#### Entries provided ####

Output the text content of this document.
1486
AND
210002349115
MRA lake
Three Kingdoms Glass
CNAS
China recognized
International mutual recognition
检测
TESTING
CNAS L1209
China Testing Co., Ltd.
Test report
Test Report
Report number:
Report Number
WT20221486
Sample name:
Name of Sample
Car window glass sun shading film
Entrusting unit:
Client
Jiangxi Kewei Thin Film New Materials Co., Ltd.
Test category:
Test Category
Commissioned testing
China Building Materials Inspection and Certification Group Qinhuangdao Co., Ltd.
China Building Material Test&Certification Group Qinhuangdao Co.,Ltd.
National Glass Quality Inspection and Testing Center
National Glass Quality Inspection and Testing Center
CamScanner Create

####
#### Entries provided ####

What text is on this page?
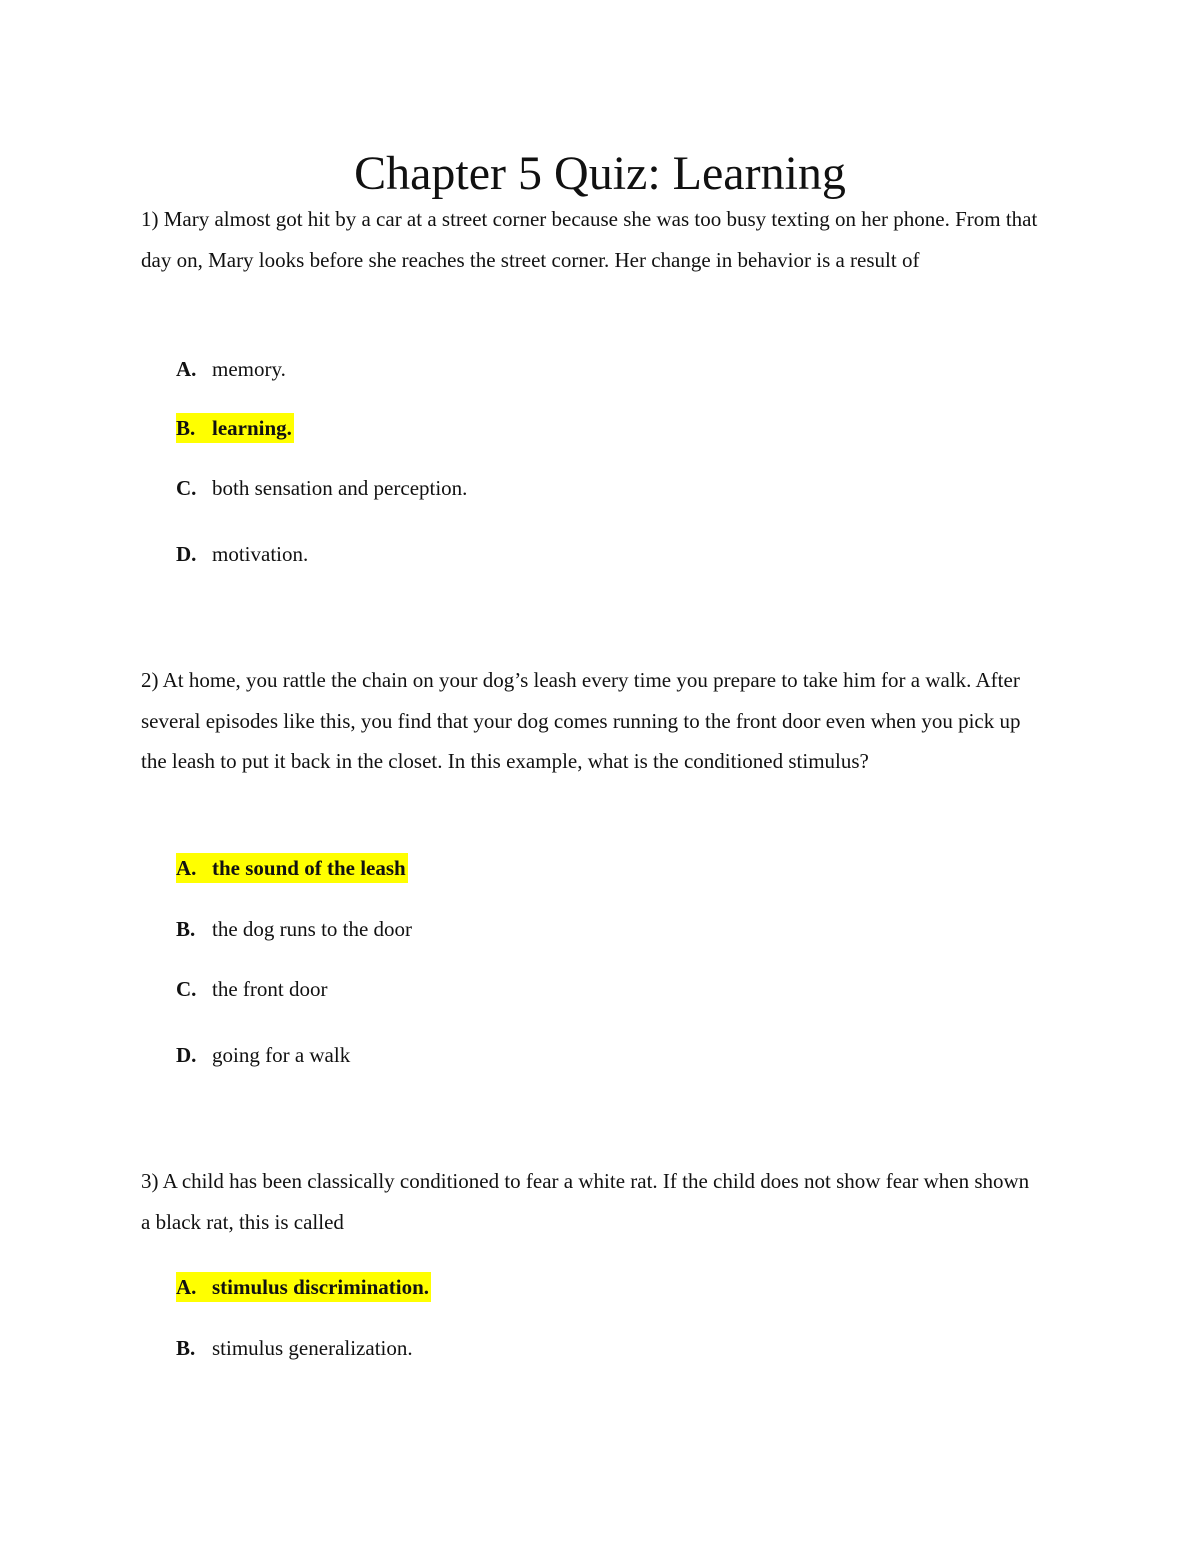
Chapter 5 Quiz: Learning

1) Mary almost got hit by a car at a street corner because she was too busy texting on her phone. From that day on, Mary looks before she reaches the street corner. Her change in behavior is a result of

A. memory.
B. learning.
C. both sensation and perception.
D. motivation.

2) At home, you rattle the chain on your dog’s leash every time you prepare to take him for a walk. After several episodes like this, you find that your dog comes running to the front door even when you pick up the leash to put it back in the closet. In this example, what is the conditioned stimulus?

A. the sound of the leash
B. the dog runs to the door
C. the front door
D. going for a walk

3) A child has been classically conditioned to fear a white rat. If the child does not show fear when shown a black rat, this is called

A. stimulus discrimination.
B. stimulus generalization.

####
#### Entries provided ####

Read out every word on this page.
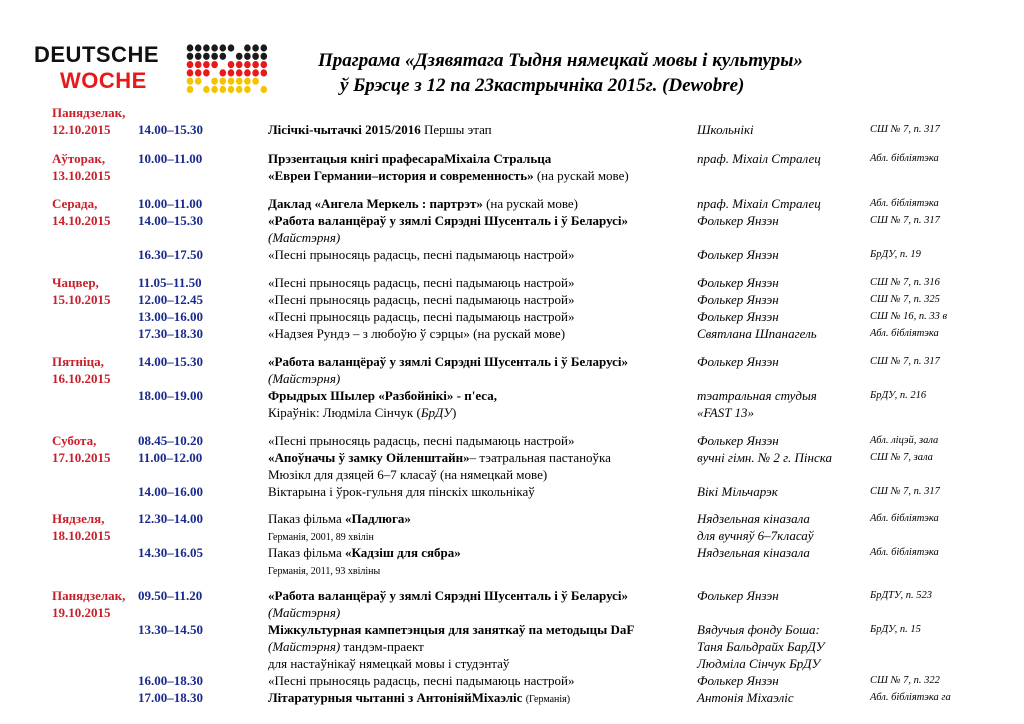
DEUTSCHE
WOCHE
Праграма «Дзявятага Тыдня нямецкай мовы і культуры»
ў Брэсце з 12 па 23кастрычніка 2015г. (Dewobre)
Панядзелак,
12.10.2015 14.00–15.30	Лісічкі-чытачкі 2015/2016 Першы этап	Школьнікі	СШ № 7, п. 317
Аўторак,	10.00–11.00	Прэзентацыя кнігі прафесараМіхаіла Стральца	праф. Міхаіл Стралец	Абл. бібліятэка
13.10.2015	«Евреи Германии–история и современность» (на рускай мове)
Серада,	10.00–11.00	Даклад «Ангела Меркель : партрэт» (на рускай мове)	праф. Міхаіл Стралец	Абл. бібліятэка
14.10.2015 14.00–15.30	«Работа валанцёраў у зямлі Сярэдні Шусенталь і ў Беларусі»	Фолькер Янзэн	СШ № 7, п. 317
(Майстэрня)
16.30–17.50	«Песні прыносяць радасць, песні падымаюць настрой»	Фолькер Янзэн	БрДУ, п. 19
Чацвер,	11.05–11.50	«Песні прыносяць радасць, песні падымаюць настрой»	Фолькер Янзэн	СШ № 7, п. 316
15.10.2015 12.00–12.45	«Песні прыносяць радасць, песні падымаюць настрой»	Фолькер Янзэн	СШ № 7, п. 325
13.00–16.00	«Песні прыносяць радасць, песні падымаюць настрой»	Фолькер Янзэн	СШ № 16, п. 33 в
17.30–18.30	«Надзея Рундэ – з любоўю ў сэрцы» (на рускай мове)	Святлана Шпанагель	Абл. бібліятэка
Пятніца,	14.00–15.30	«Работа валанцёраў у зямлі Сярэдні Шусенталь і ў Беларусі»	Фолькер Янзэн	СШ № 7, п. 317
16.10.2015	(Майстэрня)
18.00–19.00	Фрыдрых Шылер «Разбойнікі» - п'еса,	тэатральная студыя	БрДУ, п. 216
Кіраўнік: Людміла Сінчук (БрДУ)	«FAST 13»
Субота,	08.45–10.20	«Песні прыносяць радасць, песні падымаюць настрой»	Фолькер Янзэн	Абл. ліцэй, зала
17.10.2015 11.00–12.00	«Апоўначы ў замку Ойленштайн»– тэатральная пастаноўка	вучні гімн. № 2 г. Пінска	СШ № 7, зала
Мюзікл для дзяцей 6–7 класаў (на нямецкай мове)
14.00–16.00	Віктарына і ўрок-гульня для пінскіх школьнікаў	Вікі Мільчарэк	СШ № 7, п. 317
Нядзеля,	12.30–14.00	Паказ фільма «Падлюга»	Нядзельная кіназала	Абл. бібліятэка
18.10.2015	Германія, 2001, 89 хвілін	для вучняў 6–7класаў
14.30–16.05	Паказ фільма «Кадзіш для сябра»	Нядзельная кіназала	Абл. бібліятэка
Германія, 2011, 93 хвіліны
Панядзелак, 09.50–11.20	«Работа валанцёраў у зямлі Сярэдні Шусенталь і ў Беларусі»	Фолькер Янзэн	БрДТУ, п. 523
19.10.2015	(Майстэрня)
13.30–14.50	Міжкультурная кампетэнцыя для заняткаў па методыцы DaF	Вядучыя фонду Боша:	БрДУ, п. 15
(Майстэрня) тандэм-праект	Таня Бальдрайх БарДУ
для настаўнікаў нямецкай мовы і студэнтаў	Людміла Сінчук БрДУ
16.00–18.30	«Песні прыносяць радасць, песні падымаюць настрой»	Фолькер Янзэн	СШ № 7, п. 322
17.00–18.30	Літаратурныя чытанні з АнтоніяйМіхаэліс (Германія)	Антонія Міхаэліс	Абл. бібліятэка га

####

Task goal.
Using the data above, copy each line that contains "прыносяць".

Output.
16.30–17.50	«Песні прыносяць радасць, песні падымаюць настрой»	Фолькер Янзэн	БрДУ, п. 19
Чацвер,	11.05–11.50	«Песні прыносяць радасць, песні падымаюць настрой»	Фолькер Янзэн	СШ № 7, п. 316
15.10.2015 12.00–12.45	«Песні прыносяць радасць, песні падымаюць настрой»	Фолькер Янзэн	СШ № 7, п. 325
13.00–16.00	«Песні прыносяць радасць, песні падымаюць настрой»	Фолькер Янзэн	СШ № 16, п. 33 в
Субота,	08.45–10.20	«Песні прыносяць радасць, песні падымаюць настрой»	Фолькер Янзэн	Абл. ліцэй, зала
16.00–18.30	«Песні прыносяць радасць, песні падымаюць настрой»	Фолькер Янзэн	СШ № 7, п. 322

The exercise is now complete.